◆ Information supplied:
>>>>>
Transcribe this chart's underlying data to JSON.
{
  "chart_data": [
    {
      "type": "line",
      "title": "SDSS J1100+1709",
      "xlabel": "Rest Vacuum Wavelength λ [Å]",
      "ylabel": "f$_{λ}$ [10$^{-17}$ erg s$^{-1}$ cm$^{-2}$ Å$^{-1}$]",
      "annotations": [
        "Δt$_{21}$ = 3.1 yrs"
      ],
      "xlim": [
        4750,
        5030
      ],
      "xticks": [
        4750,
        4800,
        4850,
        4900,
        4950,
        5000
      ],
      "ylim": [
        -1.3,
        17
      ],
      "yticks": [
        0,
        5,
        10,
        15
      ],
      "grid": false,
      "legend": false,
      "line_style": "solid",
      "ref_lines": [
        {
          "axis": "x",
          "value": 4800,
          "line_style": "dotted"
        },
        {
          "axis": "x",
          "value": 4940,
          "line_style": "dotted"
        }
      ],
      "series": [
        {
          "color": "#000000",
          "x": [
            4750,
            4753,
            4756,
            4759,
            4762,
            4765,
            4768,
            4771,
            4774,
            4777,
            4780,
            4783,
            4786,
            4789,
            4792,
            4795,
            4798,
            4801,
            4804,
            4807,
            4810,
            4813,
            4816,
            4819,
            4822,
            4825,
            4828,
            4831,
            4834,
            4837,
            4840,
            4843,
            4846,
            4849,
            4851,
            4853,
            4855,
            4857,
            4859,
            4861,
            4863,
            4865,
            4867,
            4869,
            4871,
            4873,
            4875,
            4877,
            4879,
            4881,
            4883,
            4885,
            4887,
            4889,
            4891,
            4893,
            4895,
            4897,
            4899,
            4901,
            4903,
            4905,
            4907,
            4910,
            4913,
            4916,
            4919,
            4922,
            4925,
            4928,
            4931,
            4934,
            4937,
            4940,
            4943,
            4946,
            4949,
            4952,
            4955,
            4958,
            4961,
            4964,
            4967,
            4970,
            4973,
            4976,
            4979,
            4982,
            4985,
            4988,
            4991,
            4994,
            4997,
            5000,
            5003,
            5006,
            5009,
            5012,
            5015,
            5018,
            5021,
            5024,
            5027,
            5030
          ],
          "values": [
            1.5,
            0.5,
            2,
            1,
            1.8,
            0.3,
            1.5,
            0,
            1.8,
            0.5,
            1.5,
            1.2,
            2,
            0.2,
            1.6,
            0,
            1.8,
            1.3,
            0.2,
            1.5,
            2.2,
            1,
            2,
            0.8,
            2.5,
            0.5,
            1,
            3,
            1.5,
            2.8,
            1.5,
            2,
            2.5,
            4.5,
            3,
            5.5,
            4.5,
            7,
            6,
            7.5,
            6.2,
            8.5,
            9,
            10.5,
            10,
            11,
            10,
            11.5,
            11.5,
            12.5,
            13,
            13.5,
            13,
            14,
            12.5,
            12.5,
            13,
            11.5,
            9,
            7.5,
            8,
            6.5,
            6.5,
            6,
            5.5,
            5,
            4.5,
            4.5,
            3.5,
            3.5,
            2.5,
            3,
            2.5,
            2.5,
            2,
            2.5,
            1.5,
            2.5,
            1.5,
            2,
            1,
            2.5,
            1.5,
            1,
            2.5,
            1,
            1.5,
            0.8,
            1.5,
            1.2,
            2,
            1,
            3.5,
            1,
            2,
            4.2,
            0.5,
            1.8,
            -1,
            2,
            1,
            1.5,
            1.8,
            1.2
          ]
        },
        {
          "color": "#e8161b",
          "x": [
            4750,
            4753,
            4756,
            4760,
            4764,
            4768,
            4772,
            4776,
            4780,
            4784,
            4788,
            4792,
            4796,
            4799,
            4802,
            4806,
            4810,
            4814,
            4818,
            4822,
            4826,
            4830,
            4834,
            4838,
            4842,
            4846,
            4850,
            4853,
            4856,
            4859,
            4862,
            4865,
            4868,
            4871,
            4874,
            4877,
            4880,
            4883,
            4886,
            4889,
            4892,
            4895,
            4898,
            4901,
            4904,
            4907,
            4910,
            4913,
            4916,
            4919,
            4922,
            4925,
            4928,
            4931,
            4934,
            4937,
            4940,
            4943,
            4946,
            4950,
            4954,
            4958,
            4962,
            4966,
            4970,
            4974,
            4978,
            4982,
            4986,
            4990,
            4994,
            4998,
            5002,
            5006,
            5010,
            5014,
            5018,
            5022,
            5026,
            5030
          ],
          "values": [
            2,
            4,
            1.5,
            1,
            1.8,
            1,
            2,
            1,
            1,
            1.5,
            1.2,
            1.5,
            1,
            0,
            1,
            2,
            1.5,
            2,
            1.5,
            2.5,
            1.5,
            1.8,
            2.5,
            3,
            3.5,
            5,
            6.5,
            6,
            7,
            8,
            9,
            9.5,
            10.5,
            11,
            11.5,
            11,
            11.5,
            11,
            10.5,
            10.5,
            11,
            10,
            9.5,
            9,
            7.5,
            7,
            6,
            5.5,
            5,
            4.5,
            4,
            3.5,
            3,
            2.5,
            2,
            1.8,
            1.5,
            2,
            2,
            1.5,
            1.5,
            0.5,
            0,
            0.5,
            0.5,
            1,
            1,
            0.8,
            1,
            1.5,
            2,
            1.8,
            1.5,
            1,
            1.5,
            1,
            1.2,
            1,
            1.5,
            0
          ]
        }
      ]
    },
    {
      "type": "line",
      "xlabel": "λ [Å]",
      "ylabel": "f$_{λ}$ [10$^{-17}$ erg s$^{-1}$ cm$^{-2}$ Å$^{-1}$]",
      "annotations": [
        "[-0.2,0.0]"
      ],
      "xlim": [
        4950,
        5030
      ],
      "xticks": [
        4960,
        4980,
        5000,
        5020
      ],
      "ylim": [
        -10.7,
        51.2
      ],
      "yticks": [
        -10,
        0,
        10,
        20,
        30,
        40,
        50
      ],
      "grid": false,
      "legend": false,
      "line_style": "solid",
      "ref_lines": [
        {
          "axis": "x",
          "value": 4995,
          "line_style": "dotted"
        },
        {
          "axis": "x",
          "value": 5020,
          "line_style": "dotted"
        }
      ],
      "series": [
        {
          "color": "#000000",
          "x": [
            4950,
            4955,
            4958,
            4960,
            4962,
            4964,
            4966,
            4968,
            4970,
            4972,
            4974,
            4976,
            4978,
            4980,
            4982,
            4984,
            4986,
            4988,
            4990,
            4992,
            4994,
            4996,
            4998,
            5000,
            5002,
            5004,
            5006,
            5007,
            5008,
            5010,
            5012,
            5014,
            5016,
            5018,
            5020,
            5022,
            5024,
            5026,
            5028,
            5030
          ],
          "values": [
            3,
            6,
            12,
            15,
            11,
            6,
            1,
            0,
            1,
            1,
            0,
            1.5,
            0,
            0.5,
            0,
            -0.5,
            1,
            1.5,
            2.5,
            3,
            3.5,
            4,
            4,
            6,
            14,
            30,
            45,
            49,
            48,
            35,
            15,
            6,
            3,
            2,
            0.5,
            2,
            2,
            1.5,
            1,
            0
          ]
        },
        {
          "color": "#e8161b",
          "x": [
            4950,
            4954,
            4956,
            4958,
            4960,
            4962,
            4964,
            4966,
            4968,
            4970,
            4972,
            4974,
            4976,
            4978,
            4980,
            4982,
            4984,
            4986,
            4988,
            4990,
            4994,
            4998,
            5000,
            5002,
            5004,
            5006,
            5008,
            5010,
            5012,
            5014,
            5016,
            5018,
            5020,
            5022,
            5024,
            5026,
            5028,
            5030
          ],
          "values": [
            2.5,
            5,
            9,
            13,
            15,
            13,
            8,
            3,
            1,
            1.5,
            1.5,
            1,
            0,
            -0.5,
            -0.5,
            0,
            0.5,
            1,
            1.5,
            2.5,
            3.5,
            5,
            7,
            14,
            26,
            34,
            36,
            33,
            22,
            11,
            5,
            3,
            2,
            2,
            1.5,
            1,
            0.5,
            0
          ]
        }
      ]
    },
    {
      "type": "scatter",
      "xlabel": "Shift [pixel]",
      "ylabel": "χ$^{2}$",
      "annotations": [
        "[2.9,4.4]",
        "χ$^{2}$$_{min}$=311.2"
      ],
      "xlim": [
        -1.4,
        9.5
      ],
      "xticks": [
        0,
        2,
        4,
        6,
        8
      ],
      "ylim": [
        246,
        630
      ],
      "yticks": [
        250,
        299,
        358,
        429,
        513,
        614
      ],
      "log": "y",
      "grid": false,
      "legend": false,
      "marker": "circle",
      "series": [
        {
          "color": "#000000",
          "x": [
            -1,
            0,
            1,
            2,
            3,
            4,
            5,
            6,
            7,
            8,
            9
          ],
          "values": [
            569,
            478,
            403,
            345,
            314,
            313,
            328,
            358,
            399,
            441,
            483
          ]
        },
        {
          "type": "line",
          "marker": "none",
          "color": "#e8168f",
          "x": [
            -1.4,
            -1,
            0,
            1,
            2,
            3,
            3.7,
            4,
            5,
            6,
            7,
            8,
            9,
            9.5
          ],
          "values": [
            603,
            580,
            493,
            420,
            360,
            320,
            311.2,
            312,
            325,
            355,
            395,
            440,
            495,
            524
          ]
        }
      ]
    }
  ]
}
<<<<<
◆ What you will do: Only a number is wanted: how many lines above include "type"?

◆ The reply: 4